-- START OF Data for this exercise --
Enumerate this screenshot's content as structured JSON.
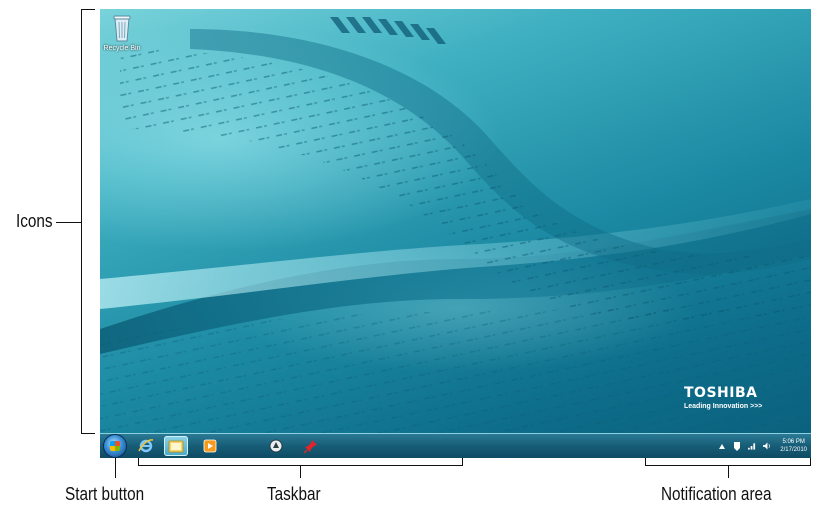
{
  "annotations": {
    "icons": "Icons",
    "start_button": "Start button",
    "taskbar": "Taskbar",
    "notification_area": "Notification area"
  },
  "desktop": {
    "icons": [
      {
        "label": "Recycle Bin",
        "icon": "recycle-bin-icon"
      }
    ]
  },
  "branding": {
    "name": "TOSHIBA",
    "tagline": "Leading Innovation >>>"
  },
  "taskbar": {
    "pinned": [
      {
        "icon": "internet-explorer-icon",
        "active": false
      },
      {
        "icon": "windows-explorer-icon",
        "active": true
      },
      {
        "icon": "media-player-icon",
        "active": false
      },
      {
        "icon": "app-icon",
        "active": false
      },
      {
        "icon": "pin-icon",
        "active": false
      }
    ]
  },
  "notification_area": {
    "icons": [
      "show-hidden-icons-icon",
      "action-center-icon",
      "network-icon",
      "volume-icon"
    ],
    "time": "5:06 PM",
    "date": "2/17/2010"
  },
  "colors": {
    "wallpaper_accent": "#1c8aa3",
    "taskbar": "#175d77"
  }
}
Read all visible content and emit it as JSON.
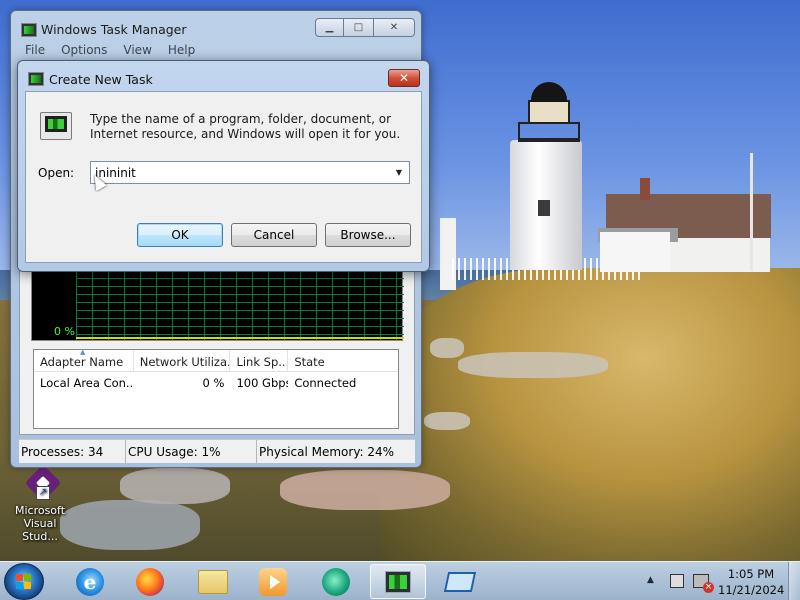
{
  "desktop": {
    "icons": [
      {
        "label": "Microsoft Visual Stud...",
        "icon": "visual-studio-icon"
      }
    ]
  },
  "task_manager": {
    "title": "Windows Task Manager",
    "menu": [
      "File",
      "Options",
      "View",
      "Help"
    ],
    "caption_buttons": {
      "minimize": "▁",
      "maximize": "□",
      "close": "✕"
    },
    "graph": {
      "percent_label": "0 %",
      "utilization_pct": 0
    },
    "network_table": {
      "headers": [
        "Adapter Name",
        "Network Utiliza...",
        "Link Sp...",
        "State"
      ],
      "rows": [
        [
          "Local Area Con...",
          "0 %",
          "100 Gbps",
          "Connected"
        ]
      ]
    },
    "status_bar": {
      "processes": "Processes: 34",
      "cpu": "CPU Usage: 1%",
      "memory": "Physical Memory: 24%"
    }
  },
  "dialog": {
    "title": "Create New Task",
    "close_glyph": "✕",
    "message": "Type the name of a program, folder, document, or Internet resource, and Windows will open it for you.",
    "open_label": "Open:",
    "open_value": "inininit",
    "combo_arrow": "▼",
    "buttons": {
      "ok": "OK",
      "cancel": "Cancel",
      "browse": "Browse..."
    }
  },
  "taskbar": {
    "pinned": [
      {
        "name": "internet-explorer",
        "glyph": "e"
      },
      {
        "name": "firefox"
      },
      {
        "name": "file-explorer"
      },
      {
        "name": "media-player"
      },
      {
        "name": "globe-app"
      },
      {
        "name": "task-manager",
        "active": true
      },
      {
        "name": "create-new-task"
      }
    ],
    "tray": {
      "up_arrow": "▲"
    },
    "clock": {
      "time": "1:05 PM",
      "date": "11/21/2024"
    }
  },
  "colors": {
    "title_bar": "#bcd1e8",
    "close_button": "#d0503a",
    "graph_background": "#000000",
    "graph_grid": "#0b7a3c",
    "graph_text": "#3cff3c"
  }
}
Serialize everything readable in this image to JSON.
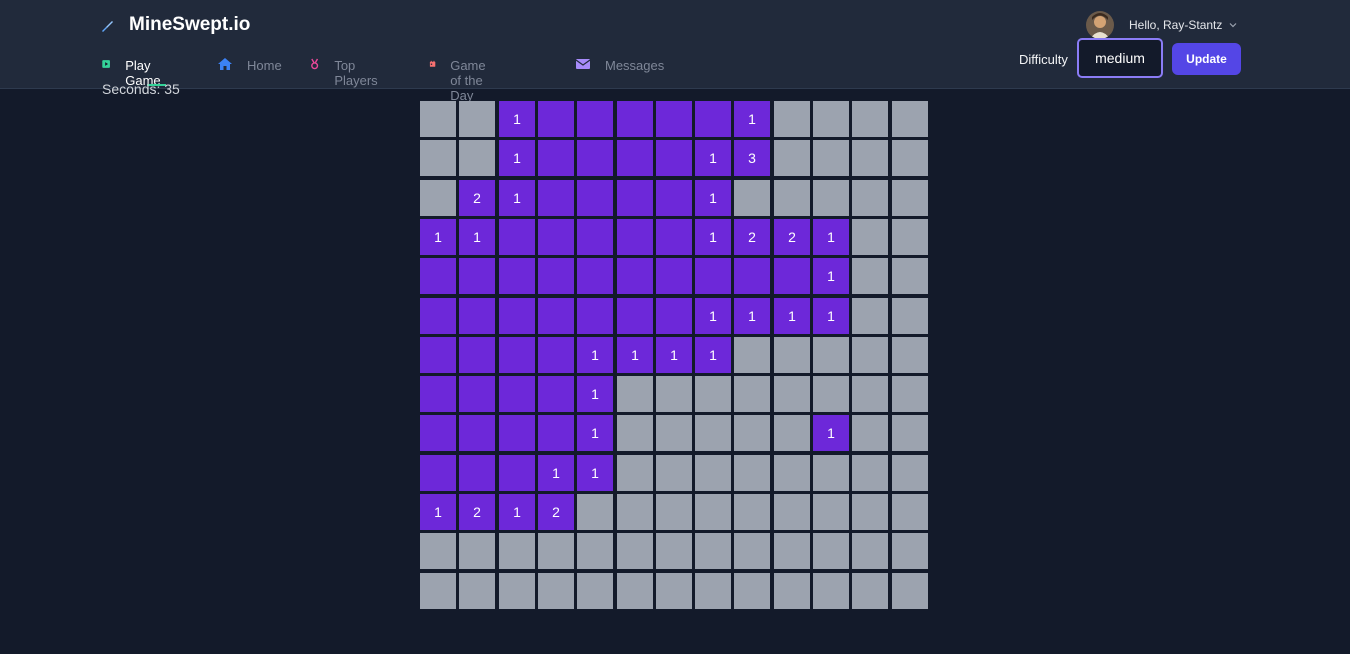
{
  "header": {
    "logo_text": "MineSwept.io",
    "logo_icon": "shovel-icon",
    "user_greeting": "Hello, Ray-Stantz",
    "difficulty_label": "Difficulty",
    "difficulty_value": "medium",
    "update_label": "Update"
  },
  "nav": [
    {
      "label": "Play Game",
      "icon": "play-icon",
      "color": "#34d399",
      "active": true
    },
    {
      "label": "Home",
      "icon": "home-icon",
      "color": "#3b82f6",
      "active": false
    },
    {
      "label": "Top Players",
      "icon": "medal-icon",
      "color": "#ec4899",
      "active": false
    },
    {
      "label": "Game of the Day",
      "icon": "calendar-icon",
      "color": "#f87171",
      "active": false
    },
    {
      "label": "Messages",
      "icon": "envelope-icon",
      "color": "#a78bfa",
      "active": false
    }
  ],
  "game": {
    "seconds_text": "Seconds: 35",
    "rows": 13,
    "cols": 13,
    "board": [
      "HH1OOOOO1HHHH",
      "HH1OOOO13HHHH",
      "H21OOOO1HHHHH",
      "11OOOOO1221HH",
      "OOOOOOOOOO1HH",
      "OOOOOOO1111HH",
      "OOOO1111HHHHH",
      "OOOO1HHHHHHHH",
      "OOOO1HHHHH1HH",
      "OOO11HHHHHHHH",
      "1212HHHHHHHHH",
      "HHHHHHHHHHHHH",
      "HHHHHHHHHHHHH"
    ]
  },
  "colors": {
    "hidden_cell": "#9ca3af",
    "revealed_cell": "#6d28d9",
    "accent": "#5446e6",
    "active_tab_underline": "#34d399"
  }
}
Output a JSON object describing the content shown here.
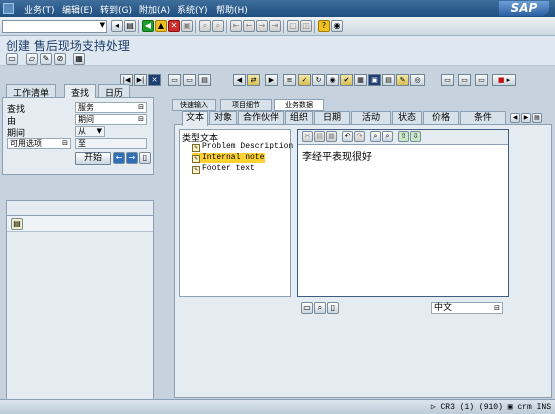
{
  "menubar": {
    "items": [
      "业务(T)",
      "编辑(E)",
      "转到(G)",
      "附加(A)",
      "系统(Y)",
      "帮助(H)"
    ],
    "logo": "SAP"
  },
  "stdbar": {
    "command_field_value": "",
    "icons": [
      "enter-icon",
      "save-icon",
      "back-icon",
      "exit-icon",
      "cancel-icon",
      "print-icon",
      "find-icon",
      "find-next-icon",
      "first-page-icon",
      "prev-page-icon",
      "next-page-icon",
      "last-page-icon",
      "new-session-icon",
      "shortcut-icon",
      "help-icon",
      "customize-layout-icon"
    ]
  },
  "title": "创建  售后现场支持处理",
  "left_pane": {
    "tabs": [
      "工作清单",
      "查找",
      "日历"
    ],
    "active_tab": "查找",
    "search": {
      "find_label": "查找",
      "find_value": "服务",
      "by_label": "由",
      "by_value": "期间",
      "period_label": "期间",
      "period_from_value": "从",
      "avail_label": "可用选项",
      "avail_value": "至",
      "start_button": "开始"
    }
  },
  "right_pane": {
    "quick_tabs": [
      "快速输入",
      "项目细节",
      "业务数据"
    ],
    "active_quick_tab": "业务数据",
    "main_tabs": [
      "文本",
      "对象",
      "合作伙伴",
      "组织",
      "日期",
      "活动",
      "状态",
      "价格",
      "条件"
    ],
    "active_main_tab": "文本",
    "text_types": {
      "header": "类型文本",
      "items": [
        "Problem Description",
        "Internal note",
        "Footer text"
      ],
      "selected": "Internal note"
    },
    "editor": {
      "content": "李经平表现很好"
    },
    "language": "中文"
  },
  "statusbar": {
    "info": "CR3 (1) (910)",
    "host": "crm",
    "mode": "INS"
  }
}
-- END OF Data for this exercise --
• Exercise goal: Pictures are excluded; output everything else in the data verbatim.

• In response:
Enumerate this screenshot's content as structured JSON.
{
  "annotations": {
    "icons": "Icons",
    "start_button": "Start button",
    "taskbar": "Taskbar",
    "notification_area": "Notification area"
  },
  "desktop": {
    "icons": [
      {
        "label": "Recycle Bin",
        "icon": "recycle-bin-icon"
      }
    ]
  },
  "branding": {
    "name": "TOSHIBA",
    "tagline": "Leading Innovation >>>"
  },
  "taskbar": {
    "pinned": [
      {
        "icon": "internet-explorer-icon",
        "active": false
      },
      {
        "icon": "windows-explorer-icon",
        "active": true
      },
      {
        "icon": "media-player-icon",
        "active": false
      },
      {
        "icon": "app-icon",
        "active": false
      },
      {
        "icon": "pin-icon",
        "active": false
      }
    ]
  },
  "notification_area": {
    "icons": [
      "show-hidden-icons-icon",
      "action-center-icon",
      "network-icon",
      "volume-icon"
    ],
    "time": "5:06 PM",
    "date": "2/17/2010"
  },
  "colors": {
    "wallpaper_accent": "#1c8aa3",
    "taskbar": "#175d77"
  }
}
Read all visible content and emit it as JSON.
{
  "desktop": {
    "icons": [
      {
        "label": "Microsoft Visual Stud...",
        "icon": "visual-studio-icon"
      }
    ]
  },
  "task_manager": {
    "title": "Windows Task Manager",
    "menu": [
      "File",
      "Options",
      "View",
      "Help"
    ],
    "caption_buttons": {
      "minimize": "▁",
      "maximize": "□",
      "close": "✕"
    },
    "graph": {
      "percent_label": "0 %",
      "utilization_pct": 0
    },
    "network_table": {
      "headers": [
        "Adapter Name",
        "Network Utiliza...",
        "Link Sp...",
        "State"
      ],
      "rows": [
        [
          "Local Area Con...",
          "0 %",
          "100 Gbps",
          "Connected"
        ]
      ]
    },
    "status_bar": {
      "processes": "Processes: 34",
      "cpu": "CPU Usage: 1%",
      "memory": "Physical Memory: 24%"
    }
  },
  "dialog": {
    "title": "Create New Task",
    "close_glyph": "✕",
    "message": "Type the name of a program, folder, document, or Internet resource, and Windows will open it for you.",
    "open_label": "Open:",
    "open_value": "inininit",
    "combo_arrow": "▼",
    "buttons": {
      "ok": "OK",
      "cancel": "Cancel",
      "browse": "Browse..."
    }
  },
  "taskbar": {
    "pinned": [
      {
        "name": "internet-explorer",
        "glyph": "e"
      },
      {
        "name": "firefox"
      },
      {
        "name": "file-explorer"
      },
      {
        "name": "media-player"
      },
      {
        "name": "globe-app"
      },
      {
        "name": "task-manager",
        "active": true
      },
      {
        "name": "create-new-task"
      }
    ],
    "tray": {
      "up_arrow": "▲"
    },
    "clock": {
      "time": "1:05 PM",
      "date": "11/21/2024"
    }
  },
  "colors": {
    "title_bar": "#bcd1e8",
    "close_button": "#d0503a",
    "graph_background": "#000000",
    "graph_grid": "#0b7a3c",
    "graph_text": "#3cff3c"
  }
}
Serialize everything readable in this image to JSON.
{
  "header": {
    "logo_text": "MineSwept.io",
    "logo_icon": "shovel-icon",
    "user_greeting": "Hello, Ray-Stantz",
    "difficulty_label": "Difficulty",
    "difficulty_value": "medium",
    "update_label": "Update"
  },
  "nav": [
    {
      "label": "Play Game",
      "icon": "play-icon",
      "color": "#34d399",
      "active": true
    },
    {
      "label": "Home",
      "icon": "home-icon",
      "color": "#3b82f6",
      "active": false
    },
    {
      "label": "Top Players",
      "icon": "medal-icon",
      "color": "#ec4899",
      "active": false
    },
    {
      "label": "Game of the Day",
      "icon": "calendar-icon",
      "color": "#f87171",
      "active": false
    },
    {
      "label": "Messages",
      "icon": "envelope-icon",
      "color": "#a78bfa",
      "active": false
    }
  ],
  "game": {
    "seconds_text": "Seconds: 35",
    "rows": 13,
    "cols": 13,
    "board": [
      "HH1OOOOO1HHHH",
      "HH1OOOO13HHHH",
      "H21OOOO1HHHHH",
      "11OOOOO1221HH",
      "OOOOOOOOOO1HH",
      "OOOOOOO1111HH",
      "OOOO1111HHHHH",
      "OOOO1HHHHHHHH",
      "OOOO1HHHHH1HH",
      "OOO11HHHHHHHH",
      "1212HHHHHHHHH",
      "HHHHHHHHHHHHH",
      "HHHHHHHHHHHHH"
    ]
  },
  "colors": {
    "hidden_cell": "#9ca3af",
    "revealed_cell": "#6d28d9",
    "accent": "#5446e6",
    "active_tab_underline": "#34d399"
  }
}
Output a JSON object describing the content shown here.
{
  "menubar": {
    "items": [
      "业务(T)",
      "编辑(E)",
      "转到(G)",
      "附加(A)",
      "系统(Y)",
      "帮助(H)"
    ],
    "logo": "SAP"
  },
  "stdbar": {
    "command_field_value": "",
    "icons": [
      "enter-icon",
      "save-icon",
      "back-icon",
      "exit-icon",
      "cancel-icon",
      "print-icon",
      "find-icon",
      "find-next-icon",
      "first-page-icon",
      "prev-page-icon",
      "next-page-icon",
      "last-page-icon",
      "new-session-icon",
      "shortcut-icon",
      "help-icon",
      "customize-layout-icon"
    ]
  },
  "title": "创建  售后现场支持处理",
  "left_pane": {
    "tabs": [
      "工作清单",
      "查找",
      "日历"
    ],
    "active_tab": "查找",
    "search": {
      "find_label": "查找",
      "find_value": "服务",
      "by_label": "由",
      "by_value": "期间",
      "period_label": "期间",
      "period_from_value": "从",
      "avail_label": "可用选项",
      "avail_value": "至",
      "start_button": "开始"
    }
  },
  "right_pane": {
    "quick_tabs": [
      "快速输入",
      "项目细节",
      "业务数据"
    ],
    "active_quick_tab": "业务数据",
    "main_tabs": [
      "文本",
      "对象",
      "合作伙伴",
      "组织",
      "日期",
      "活动",
      "状态",
      "价格",
      "条件"
    ],
    "active_main_tab": "文本",
    "text_types": {
      "header": "类型文本",
      "items": [
        "Problem Description",
        "Internal note",
        "Footer text"
      ],
      "selected": "Internal note"
    },
    "editor": {
      "content": "李经平表现很好"
    },
    "language": "中文"
  },
  "statusbar": {
    "info": "CR3 (1) (910)",
    "host": "crm",
    "mode": "INS"
  }
}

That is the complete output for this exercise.